# [Trecho]

Festa da Tomatina, Buñol, Espanha (Reuters / Juan Medina)

***

A pandemia, claro, afetou o ritmo de fiesta español costumeiro. Em 2020, tudo cancelado.

Este ano, em agosto, finalmente começam a ressurgir algumas celebrações aqui e ali, embora dependa muito da localidade –Madri, por exemplo, suspendeu por ora as principais festas populares do mês, por cautela covidiana.

Carnaval da ilha de Tenerife, Espanha. Parece um bokado com o nosso (AFP PHOTO / Desiree Martin)

Em Barcelona, a grande festa popular de agosto acontece esta semana até o próximo sábado (21), depois de uma última edição pandêmica completamente virtual (aka: não aconteceu) em 2020.

É a “Festa Major” (festa maior) do catalaníssimo bairro de Gràcia.

Onde, por cierto, eu vi o diabo, a nuvem, o arco-íris e muito mais.

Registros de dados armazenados
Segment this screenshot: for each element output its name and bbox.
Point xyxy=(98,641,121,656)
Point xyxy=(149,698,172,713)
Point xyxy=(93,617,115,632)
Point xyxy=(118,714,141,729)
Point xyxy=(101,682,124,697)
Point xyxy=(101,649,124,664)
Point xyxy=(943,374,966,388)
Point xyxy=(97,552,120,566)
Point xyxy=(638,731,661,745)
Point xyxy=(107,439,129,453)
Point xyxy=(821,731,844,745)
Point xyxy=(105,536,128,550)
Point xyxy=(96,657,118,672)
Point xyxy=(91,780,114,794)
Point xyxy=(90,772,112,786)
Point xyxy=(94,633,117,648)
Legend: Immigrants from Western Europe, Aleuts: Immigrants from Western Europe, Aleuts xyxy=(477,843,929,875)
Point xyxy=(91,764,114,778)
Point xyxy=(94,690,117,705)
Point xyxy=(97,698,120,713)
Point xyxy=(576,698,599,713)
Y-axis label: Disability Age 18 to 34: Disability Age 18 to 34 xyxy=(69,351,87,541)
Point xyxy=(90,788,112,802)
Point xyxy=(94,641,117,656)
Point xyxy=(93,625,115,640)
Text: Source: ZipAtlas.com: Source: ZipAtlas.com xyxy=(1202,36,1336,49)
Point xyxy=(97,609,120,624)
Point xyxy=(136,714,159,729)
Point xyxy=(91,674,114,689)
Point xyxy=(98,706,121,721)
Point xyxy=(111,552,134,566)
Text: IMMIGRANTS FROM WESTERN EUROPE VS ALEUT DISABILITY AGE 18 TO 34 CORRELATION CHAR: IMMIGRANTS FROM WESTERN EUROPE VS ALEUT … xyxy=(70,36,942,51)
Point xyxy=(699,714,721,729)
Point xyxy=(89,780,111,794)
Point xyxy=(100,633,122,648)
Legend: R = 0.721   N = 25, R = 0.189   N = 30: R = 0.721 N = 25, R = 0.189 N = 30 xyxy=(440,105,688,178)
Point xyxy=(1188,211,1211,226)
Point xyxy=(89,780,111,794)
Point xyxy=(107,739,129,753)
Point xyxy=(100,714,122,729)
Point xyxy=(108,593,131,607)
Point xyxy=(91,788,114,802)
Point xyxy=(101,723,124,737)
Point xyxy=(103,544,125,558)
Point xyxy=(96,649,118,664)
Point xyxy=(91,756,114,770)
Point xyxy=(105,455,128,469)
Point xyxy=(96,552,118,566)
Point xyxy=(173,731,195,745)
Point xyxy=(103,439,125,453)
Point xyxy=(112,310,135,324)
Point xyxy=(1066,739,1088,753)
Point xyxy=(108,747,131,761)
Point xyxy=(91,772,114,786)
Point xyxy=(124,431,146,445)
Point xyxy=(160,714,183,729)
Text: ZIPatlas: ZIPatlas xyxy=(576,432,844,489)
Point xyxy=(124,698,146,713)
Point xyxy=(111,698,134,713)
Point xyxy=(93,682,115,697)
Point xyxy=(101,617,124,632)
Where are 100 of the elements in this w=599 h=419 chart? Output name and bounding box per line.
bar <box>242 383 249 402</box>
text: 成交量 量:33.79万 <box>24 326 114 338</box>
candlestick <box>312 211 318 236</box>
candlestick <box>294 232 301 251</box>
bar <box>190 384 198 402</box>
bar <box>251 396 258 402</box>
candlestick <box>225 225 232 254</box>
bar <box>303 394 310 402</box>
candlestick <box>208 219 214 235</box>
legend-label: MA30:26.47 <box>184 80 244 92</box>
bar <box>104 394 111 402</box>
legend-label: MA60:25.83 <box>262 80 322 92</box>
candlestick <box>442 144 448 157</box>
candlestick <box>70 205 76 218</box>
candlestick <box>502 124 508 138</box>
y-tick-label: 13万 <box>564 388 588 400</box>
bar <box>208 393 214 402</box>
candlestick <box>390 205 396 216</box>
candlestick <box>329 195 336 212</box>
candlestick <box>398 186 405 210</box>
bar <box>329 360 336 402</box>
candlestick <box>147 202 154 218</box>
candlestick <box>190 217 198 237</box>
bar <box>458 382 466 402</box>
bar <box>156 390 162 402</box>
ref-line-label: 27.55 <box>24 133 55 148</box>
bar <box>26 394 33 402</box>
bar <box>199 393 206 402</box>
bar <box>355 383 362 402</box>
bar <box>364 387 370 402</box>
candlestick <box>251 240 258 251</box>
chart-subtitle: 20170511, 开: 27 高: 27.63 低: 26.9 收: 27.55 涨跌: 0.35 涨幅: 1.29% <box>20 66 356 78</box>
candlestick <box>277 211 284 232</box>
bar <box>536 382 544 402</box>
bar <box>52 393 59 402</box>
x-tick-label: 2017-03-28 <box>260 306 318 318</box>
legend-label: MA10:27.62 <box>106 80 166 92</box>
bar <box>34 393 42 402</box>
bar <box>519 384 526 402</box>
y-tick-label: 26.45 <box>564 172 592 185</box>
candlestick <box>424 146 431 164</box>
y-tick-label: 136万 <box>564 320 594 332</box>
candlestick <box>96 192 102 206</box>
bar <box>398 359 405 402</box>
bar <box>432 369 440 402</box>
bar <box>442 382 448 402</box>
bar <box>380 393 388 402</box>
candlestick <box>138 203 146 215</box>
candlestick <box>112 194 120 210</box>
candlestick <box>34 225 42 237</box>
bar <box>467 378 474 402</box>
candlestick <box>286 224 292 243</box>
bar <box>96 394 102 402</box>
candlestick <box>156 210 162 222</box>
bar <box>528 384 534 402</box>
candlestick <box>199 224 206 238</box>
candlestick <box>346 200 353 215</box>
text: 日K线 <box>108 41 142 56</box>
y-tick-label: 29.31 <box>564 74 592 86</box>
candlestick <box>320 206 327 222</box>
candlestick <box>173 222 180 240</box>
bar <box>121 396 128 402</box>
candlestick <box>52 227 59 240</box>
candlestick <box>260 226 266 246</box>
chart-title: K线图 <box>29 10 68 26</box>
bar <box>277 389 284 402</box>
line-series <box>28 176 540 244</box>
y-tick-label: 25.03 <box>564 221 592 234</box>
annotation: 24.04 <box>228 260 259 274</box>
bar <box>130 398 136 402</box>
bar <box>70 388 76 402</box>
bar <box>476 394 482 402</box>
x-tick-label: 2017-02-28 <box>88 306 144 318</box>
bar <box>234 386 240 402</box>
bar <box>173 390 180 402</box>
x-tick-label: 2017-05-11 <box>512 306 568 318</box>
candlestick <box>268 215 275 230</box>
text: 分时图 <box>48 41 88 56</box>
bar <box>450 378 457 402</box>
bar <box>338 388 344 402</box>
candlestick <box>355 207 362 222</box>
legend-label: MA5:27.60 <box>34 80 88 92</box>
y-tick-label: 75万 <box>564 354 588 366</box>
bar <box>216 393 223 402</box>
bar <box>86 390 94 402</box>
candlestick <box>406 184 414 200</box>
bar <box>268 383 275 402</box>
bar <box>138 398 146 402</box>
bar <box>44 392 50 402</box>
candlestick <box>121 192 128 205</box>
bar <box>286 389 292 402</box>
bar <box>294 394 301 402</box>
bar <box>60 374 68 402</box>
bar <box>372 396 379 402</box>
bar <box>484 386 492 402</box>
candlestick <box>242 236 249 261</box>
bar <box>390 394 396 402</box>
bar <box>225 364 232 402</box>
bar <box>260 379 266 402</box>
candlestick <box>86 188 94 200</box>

# [Atividades propostas]
- A) Responda com base no trecho sobre as festas na Espanha:
(i) O que aconteceu com as festas em 2020?
(ii) Que medida Madri tomou em relação às principais festas populares de agosto?
(iii) Até quando vai a grande festa popular de agosto em Barcelona?
- B) Copie, sem alterar nada, a passagem do trecho sobre as festas na Espanha que vai de "A pandemia, claro, afetou" até "bairro de Gràcia.".
O material não tem relação com o trecho.

# [Respostas por item]
- A)
(i) Tudo foi cancelado.
(ii) Madri suspendeu por ora as principais festas populares do mês, por cautela covidiana.
(iii) Até o próximo sábado (21).

- B)
A pandemia, claro, afetou o ritmo de fiesta español costumeiro. Em 2020, tudo cancelado.

Este ano, em agosto, finalmente começam a ressurgir algumas celebrações aqui e ali, embora dependa muito da localidade –Madri, por exemplo, suspendeu por ora as principais festas populares do mês, por cautela covidiana.

Carnaval da ilha de Tenerife, Espanha. Parece um bokado com o nosso (AFP PHOTO / Desiree Martin)

Em Barcelona, a grande festa popular de agosto acontece esta semana até o próximo sábado (21), depois de uma última edição pandêmica completamente virtual (aka: não aconteceu) em 2020.

É a “Festa Major” (festa maior) do catalaníssimo bairro de Gràcia.